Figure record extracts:
★ ★ ★ ★ ★ ★ ★
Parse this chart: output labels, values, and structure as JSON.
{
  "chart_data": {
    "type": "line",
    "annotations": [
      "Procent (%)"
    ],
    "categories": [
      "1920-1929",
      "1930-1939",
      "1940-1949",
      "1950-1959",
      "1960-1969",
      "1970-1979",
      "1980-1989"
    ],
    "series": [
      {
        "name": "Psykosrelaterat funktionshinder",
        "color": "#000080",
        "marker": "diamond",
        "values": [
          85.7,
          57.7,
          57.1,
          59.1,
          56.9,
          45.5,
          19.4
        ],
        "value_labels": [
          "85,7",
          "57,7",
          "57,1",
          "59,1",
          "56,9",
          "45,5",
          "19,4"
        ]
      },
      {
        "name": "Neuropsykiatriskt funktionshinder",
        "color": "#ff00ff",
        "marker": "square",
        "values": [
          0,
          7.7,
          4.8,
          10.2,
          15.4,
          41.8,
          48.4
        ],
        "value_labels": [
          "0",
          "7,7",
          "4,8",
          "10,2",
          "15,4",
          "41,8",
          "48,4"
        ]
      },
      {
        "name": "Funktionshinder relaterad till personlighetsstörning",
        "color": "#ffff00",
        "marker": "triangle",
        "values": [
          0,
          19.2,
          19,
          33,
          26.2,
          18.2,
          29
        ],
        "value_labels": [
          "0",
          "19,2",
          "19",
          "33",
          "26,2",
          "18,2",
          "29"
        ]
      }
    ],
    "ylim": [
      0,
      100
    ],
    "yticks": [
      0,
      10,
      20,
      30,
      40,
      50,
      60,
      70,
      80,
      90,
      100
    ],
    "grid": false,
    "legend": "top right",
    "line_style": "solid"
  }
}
★ ★ ★ ★ ★ ★ ★
Problem requirements:
Pull every line containing "name" from the material above.

Solution below:
        "name": "Psykosrelaterat funktionshinder",
        "name": "Neuropsykiatriskt funktionshinder",
        "name": "Funktionshinder relaterad till personlighetsstörning",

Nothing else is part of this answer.